- _TASK PROMPT_:
In the abstract on the EOQ inventory model with trapezoidal fuzzy numbers, what is used to determine the optimal policy once the total cost function has been defuzzified?

- _STUDY TEXT_:
Optimization of Economic Order Quantity Inventory Model for Backorders through Trapezoidal Fuzzy Number and Regression Sensitivity Analysis

Authors

  • Kalaiarasi Kalaichelvan Cauvery College for Women (Autonomous)
  • Swathi Sivagnanam Cauvery College for Women (Autonomous)
  • Bhavani Soundararajan Rajalakshmi Engineering College
  • Prasantha Bharathi Dhandapani Sri Eshwar College of Engineering

Abstract

In the presence of fuzzy conditions, this research proposes an approach to optimization for an EOQ (Economic Order Quantity) inventory model that incorporates trapezoidal fuzzy numbers. Fuzzy sets are used to express input parameters and decision variables in EOQ models, that are then developed using Lagrangian optimization techniques. After the total cost function is defuzzified, Lagrangian conditions are used to determine the optimal policy. The method seeks to find the optimal lot size and backorder level while accounting for linear \& fixed backorder prices. Numerical examples are presented to contrast crisp and fuzzy scenarios, demonstrating the viability of the proposed approach. Furthermore, the paper explores the use of linear regression models to obtain coefficients and intercepts, which reflect the sensitivity of total inventory cost to changes in each variable. Positive coefficients indicate an increase in total inventory cost with an increase in the corresponding variable, while negative coefficients suggest the opposite. The magnitude of these coefficients quantifies the strength of the relationship between the variable and total inventory cost. Sensitivity analysis based on these coefficients allows for insights into the most influential variables affecting total inventory cost, thereby guiding decision-making processes in inventory management and facilitating cost-reduction efforts.

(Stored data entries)
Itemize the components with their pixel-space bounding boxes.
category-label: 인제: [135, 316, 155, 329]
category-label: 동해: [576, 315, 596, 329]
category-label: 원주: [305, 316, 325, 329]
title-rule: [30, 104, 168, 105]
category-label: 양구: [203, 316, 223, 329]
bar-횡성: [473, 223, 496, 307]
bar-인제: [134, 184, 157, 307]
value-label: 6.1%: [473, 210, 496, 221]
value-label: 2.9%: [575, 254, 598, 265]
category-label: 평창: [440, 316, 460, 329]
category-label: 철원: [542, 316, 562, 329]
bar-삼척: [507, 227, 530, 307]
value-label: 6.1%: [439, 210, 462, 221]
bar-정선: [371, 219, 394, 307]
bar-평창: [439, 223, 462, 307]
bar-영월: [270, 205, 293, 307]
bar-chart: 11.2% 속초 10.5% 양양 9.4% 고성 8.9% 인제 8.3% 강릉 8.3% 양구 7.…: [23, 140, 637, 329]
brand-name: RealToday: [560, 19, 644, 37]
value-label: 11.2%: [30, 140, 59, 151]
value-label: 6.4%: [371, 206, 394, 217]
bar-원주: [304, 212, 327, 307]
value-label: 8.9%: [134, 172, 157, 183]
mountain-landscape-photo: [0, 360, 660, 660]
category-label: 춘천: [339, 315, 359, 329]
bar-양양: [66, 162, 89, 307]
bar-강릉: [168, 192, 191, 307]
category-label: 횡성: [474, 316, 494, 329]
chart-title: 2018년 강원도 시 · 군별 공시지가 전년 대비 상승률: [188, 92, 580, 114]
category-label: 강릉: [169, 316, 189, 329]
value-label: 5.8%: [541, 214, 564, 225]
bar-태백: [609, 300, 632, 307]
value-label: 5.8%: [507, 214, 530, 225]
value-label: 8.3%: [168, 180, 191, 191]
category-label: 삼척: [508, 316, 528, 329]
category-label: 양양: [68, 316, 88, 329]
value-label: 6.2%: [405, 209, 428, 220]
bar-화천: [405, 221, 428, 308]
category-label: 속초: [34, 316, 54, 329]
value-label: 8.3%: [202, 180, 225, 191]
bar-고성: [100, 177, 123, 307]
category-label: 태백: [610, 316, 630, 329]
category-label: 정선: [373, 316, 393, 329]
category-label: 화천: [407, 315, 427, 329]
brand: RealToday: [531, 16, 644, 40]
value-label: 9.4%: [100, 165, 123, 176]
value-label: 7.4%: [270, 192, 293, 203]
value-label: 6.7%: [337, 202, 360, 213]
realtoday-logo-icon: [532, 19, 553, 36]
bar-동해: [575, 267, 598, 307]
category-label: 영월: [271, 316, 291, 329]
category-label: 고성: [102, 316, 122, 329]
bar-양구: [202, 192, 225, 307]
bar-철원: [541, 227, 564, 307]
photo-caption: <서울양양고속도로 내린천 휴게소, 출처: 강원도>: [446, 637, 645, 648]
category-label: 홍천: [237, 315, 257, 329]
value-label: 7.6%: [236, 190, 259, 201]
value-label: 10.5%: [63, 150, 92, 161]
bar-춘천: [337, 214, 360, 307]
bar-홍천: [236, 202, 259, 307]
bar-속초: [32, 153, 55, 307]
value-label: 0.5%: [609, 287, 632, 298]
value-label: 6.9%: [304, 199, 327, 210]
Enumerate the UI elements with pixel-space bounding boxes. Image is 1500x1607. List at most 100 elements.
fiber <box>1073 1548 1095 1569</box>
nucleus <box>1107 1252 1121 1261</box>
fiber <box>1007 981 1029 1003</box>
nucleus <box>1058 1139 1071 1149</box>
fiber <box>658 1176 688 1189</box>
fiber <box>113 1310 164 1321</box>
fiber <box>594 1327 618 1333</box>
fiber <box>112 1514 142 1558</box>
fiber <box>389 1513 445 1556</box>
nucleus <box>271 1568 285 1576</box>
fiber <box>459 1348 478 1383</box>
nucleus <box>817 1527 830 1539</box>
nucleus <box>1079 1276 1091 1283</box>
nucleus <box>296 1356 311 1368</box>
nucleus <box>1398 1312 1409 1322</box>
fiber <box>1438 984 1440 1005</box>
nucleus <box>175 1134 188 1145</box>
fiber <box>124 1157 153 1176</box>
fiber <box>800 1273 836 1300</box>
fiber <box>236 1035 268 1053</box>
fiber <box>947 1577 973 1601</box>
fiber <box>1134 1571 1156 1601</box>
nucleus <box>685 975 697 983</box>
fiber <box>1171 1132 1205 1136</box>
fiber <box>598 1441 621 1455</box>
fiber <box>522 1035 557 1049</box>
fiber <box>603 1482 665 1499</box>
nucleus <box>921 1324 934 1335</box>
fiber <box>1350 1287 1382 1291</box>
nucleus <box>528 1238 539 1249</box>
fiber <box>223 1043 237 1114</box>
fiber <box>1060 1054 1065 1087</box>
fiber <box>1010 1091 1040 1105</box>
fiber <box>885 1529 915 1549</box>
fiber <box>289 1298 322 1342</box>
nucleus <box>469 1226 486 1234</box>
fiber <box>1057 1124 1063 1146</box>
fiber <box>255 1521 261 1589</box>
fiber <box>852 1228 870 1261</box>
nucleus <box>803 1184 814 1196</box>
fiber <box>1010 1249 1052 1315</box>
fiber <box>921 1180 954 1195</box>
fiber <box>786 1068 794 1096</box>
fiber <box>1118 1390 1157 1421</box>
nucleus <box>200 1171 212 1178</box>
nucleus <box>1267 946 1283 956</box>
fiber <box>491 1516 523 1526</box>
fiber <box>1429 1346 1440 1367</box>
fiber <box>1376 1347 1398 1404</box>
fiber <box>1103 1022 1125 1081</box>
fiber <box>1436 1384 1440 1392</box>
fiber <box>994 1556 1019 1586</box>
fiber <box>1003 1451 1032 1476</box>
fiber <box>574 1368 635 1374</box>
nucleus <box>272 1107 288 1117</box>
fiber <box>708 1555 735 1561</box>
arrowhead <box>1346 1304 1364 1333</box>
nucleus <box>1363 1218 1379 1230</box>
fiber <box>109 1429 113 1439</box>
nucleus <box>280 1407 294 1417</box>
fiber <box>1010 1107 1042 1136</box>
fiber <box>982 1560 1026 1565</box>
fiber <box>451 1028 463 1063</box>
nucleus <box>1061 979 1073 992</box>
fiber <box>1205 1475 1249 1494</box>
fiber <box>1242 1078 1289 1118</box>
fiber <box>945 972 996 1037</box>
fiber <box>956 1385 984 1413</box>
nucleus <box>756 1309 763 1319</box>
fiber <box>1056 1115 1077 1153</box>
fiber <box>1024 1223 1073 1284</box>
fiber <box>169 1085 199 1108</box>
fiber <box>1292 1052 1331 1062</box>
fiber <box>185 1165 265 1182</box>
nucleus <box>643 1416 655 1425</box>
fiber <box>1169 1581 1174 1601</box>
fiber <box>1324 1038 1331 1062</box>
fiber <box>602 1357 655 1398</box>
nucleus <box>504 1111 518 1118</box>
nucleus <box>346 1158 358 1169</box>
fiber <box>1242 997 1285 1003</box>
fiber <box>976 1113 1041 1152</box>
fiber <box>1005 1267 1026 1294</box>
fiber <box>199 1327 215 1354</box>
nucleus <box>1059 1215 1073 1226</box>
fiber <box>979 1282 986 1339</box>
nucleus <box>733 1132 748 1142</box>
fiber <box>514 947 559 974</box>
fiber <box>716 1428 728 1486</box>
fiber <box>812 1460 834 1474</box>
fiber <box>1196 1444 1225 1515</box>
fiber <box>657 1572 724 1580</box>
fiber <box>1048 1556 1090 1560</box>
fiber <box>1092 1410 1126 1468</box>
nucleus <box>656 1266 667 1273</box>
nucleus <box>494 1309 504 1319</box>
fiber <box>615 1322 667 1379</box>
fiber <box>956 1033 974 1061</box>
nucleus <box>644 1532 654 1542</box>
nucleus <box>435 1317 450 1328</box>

- _ANSWER TO THIS PROBLEM_:
Lagrangian conditions.